══ Items
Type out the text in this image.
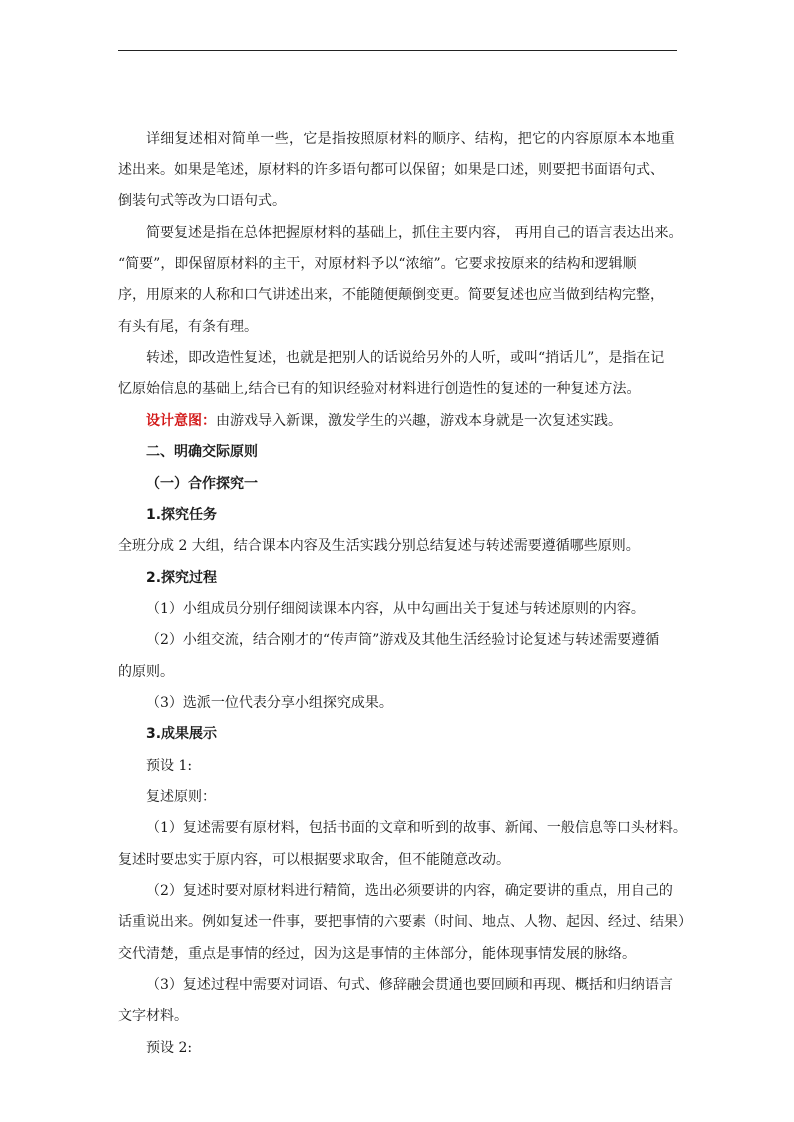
详细复述相对简单一些，它是指按照原材料的顺序、结构，把它的内容原原本本地重
述出来。如果是笔述，原材料的许多语句都可以保留；如果是口述，则要把书面语句式、
倒装句式等改为口语句式。
简要复述是指在总体把握原材料的基础上，抓住主要内容， 再用自己的语言表达出来。
“简要”，即保留原材料的主干，对原材料予以“浓缩”。它要求按原来的结构和逻辑顺
序，用原来的人称和口气讲述出来，不能随便颠倒变更。简要复述也应当做到结构完整，
有头有尾，有条有理。
转述，即改造性复述，也就是把别人的话说给另外的人听，或叫“捎话儿”，是指在记
忆原始信息的基础上,结合已有的知识经验对材料进行创造性的复述的一种复述方法。
设计意图：由游戏导入新课，激发学生的兴趣，游戏本身就是一次复述实践。
二、明确交际原则
（一）合作探究一
1.探究任务
全班分成 2 大组，结合课本内容及生活实践分别总结复述与转述需要遵循哪些原则。
2.探究过程
（1）小组成员分别仔细阅读课本内容，从中勾画出关于复述与转述原则的内容。
（2）小组交流，结合刚才的“传声筒”游戏及其他生活经验讨论复述与转述需要遵循
的原则。
（3）选派一位代表分享小组探究成果。
3.成果展示
预设 1:
复述原则：
（1）复述需要有原材料，包括书面的文章和听到的故事、新闻、一般信息等口头材料。
复述时要忠实于原内容，可以根据要求取舍，但不能随意改动。
（2）复述时要对原材料进行精简，选出必须要讲的内容，确定要讲的重点，用自己的
话重说出来。例如复述一件事，要把事情的六要素（时间、地点、人物、起因、经过、结果）
交代清楚，重点是事情的经过，因为这是事情的主体部分，能体现事情发展的脉络。
（3）复述过程中需要对词语、句式、修辞融会贯通也要回顾和再现、概括和归纳语言
文字材料。
预设 2:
════
Set exercise >>
The entries above are to be returned exactly, without their pictures.

Task answer >>
Type out the text in this image.
详细复述相对简单一些，它是指按照原材料的顺序、结构，把它的内容原原本本地重
述出来。如果是笔述，原材料的许多语句都可以保留；如果是口述，则要把书面语句式、
倒装句式等改为口语句式。
简要复述是指在总体把握原材料的基础上，抓住主要内容， 再用自己的语言表达出来。
“简要”，即保留原材料的主干，对原材料予以“浓缩”。它要求按原来的结构和逻辑顺
序，用原来的人称和口气讲述出来，不能随便颠倒变更。简要复述也应当做到结构完整，
有头有尾，有条有理。
转述，即改造性复述，也就是把别人的话说给另外的人听，或叫“捎话儿”，是指在记
忆原始信息的基础上,结合已有的知识经验对材料进行创造性的复述的一种复述方法。
设计意图：由游戏导入新课，激发学生的兴趣，游戏本身就是一次复述实践。
二、明确交际原则
（一）合作探究一
1.探究任务
全班分成 2 大组，结合课本内容及生活实践分别总结复述与转述需要遵循哪些原则。
2.探究过程
（1）小组成员分别仔细阅读课本内容，从中勾画出关于复述与转述原则的内容。
（2）小组交流，结合刚才的“传声筒”游戏及其他生活经验讨论复述与转述需要遵循
的原则。
（3）选派一位代表分享小组探究成果。
3.成果展示
预设 1:
复述原则：
（1）复述需要有原材料，包括书面的文章和听到的故事、新闻、一般信息等口头材料。
复述时要忠实于原内容，可以根据要求取舍，但不能随意改动。
（2）复述时要对原材料进行精简，选出必须要讲的内容，确定要讲的重点，用自己的
话重说出来。例如复述一件事，要把事情的六要素（时间、地点、人物、起因、经过、结果）
交代清楚，重点是事情的经过，因为这是事情的主体部分，能体现事情发展的脉络。
（3）复述过程中需要对词语、句式、修辞融会贯通也要回顾和再现、概括和归纳语言
文字材料。
预设 2:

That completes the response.